### Como resolver:
Extraia na íntegra o texto abaixo sobre campanhas ambientais e reproduza-o sem nenhuma alteração.

### Texto selecionado:
..............................

7 de abr de 2009

Ações e Anúncios: onde está a persuasão?

Abaixo, dois exemplos de campanhas ambientais. Primeiro, o anúncio de revista da Agnelo Pacheco para a SAAE (Serviço Autônomo de Água e Esgoto) de Guarulhos.







O outro é uma ação da F Nazca para o coletivo 50graus.org (aliás um site-blog bem bacana), que se parece com uma exposição de arte, pois está localizada em ruas (espaço público) e estacionamento de shoppings (espaço privado de grande circulação).

..............................

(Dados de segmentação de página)

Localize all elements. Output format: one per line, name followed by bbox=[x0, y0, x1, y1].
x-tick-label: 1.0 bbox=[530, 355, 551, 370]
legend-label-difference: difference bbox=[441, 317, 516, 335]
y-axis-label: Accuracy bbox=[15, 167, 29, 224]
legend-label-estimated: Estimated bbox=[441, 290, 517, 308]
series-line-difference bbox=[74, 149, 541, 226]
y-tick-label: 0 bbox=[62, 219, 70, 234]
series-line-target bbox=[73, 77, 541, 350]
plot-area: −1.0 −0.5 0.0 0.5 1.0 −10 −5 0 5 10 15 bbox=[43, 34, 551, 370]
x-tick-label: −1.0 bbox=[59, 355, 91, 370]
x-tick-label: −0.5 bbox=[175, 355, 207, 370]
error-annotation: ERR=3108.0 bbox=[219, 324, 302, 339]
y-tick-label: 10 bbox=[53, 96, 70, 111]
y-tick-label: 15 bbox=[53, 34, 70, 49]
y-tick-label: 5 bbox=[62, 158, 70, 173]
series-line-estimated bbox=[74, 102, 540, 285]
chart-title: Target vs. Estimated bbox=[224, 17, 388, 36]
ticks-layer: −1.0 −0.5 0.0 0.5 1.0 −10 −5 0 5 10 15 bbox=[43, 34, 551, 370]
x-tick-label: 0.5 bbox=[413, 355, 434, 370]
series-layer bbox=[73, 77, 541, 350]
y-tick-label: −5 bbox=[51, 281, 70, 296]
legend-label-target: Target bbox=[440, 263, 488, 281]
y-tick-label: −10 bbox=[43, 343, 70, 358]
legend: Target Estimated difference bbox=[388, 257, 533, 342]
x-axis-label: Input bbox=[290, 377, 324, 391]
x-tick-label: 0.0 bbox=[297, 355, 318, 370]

..............................

### Solução do exercício:
7 de abr de 2009

Ações e Anúncios: onde está a persuasão?

Abaixo, dois exemplos de campanhas ambientais. Primeiro, o anúncio de revista da Agnelo Pacheco para a SAAE (Serviço Autônomo de Água e Esgoto) de Guarulhos.







O outro é uma ação da F Nazca para o coletivo 50graus.org (aliás um site-blog bem bacana), que se parece com uma exposição de arte, pois está localizada em ruas (espaço público) e estacionamento de shoppings (espaço privado de grande circulação).